#### Records supplied:
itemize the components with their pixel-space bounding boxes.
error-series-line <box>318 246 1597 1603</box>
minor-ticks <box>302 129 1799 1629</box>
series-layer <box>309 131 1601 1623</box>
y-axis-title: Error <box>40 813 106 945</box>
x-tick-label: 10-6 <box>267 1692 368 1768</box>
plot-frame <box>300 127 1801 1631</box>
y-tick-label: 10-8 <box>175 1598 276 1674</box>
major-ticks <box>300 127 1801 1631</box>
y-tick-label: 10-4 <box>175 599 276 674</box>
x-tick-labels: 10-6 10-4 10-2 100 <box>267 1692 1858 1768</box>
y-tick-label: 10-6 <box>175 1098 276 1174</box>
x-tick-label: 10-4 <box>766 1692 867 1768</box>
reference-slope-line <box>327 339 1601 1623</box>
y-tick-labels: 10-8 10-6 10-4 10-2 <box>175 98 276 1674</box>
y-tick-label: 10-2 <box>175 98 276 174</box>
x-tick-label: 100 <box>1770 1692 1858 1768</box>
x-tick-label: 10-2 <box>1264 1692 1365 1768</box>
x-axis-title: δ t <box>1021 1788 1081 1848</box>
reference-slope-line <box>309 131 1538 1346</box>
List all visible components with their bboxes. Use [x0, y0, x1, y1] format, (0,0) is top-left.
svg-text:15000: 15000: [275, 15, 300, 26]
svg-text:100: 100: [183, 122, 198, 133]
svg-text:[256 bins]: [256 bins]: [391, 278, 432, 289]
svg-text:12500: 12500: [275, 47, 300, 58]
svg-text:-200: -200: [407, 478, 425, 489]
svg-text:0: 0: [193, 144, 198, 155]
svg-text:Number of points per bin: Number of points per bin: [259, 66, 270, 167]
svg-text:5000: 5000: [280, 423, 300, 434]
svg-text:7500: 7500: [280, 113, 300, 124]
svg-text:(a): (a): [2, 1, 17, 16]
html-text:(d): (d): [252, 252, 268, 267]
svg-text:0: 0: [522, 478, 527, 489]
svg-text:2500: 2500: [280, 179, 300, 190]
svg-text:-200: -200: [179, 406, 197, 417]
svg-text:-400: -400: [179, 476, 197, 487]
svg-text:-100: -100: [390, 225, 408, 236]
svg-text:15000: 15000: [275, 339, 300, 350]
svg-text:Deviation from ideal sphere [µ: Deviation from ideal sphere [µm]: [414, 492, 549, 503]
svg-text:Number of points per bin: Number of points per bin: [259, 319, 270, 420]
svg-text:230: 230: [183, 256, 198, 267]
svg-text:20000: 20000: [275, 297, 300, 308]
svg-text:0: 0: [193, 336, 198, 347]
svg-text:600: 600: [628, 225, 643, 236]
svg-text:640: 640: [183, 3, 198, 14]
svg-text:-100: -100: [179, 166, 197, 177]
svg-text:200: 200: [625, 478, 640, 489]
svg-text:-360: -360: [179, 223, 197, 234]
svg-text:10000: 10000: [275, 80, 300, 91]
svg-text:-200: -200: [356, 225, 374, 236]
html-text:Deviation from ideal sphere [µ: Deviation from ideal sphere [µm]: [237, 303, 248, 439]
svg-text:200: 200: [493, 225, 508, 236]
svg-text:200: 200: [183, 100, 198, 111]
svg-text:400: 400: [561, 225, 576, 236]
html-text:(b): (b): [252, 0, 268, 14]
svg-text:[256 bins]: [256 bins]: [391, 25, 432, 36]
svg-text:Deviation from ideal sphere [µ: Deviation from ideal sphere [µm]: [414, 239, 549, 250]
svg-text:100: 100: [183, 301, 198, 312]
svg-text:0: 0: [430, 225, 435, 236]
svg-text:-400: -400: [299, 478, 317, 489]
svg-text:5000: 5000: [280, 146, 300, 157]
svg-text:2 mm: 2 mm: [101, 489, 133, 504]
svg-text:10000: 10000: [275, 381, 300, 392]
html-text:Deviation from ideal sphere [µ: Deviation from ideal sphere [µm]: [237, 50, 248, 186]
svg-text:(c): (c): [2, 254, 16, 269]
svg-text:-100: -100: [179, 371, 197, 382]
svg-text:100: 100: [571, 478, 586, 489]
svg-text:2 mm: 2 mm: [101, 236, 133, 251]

#### Exercise:
Copy out every row above word for word, keeping each line complete and in the same order.

#### Problem solution:
itemize the components with their pixel-space bounding boxes.
error-series-line <box>318 246 1597 1603</box>
minor-ticks <box>302 129 1799 1629</box>
series-layer <box>309 131 1601 1623</box>
y-axis-title: Error <box>40 813 106 945</box>
x-tick-label: 10-6 <box>267 1692 368 1768</box>
plot-frame <box>300 127 1801 1631</box>
y-tick-label: 10-8 <box>175 1598 276 1674</box>
major-ticks <box>300 127 1801 1631</box>
y-tick-label: 10-4 <box>175 599 276 674</box>
x-tick-labels: 10-6 10-4 10-2 100 <box>267 1692 1858 1768</box>
y-tick-label: 10-6 <box>175 1098 276 1174</box>
x-tick-label: 10-4 <box>766 1692 867 1768</box>
reference-slope-line <box>327 339 1601 1623</box>
y-tick-labels: 10-8 10-6 10-4 10-2 <box>175 98 276 1674</box>
y-tick-label: 10-2 <box>175 98 276 174</box>
x-tick-label: 100 <box>1770 1692 1858 1768</box>
x-tick-label: 10-2 <box>1264 1692 1365 1768</box>
x-axis-title: δ t <box>1021 1788 1081 1848</box>
reference-slope-line <box>309 131 1538 1346</box>
List all visible components with their bboxes. Use [x0, y0, x1, y1] format, (0,0) is top-left.
svg-text:15000: 15000: [275, 15, 300, 26]
svg-text:100: 100: [183, 122, 198, 133]
svg-text:[256 bins]: [256 bins]: [391, 278, 432, 289]
svg-text:12500: 12500: [275, 47, 300, 58]
svg-text:-200: -200: [407, 478, 425, 489]
svg-text:0: 0: [193, 144, 198, 155]
svg-text:Number of points per bin: Number of points per bin: [259, 66, 270, 167]
svg-text:5000: 5000: [280, 423, 300, 434]
svg-text:7500: 7500: [280, 113, 300, 124]
svg-text:(a): (a): [2, 1, 17, 16]
html-text:(d): (d): [252, 252, 268, 267]
svg-text:0: 0: [522, 478, 527, 489]
svg-text:2500: 2500: [280, 179, 300, 190]
svg-text:-200: -200: [179, 406, 197, 417]
svg-text:-400: -400: [179, 476, 197, 487]
svg-text:-100: -100: [390, 225, 408, 236]
svg-text:15000: 15000: [275, 339, 300, 350]
svg-text:Deviation from ideal sphere [µ: Deviation from ideal sphere [µm]: [414, 492, 549, 503]
svg-text:Number of points per bin: Number of points per bin: [259, 319, 270, 420]
svg-text:230: 230: [183, 256, 198, 267]
svg-text:20000: 20000: [275, 297, 300, 308]
svg-text:0: 0: [193, 336, 198, 347]
svg-text:600: 600: [628, 225, 643, 236]
svg-text:640: 640: [183, 3, 198, 14]
svg-text:-100: -100: [179, 166, 197, 177]
svg-text:200: 200: [625, 478, 640, 489]
svg-text:-360: -360: [179, 223, 197, 234]
svg-text:10000: 10000: [275, 80, 300, 91]
svg-text:-200: -200: [356, 225, 374, 236]
html-text:Deviation from ideal sphere [µ: Deviation from ideal sphere [µm]: [237, 303, 248, 439]
svg-text:200: 200: [493, 225, 508, 236]
svg-text:200: 200: [183, 100, 198, 111]
svg-text:400: 400: [561, 225, 576, 236]
html-text:(b): (b): [252, 0, 268, 14]
svg-text:[256 bins]: [256 bins]: [391, 25, 432, 36]
svg-text:Deviation from ideal sphere [µ: Deviation from ideal sphere [µm]: [414, 239, 549, 250]
svg-text:100: 100: [183, 301, 198, 312]
svg-text:0: 0: [430, 225, 435, 236]
svg-text:-400: -400: [299, 478, 317, 489]
svg-text:5000: 5000: [280, 146, 300, 157]
svg-text:2 mm: 2 mm: [101, 489, 133, 504]
svg-text:10000: 10000: [275, 381, 300, 392]
html-text:Deviation from ideal sphere [µ: Deviation from ideal sphere [µm]: [237, 50, 248, 186]
svg-text:(c): (c): [2, 254, 16, 269]
svg-text:-100: -100: [179, 371, 197, 382]
svg-text:100: 100: [571, 478, 586, 489]
svg-text:2 mm: 2 mm: [101, 236, 133, 251]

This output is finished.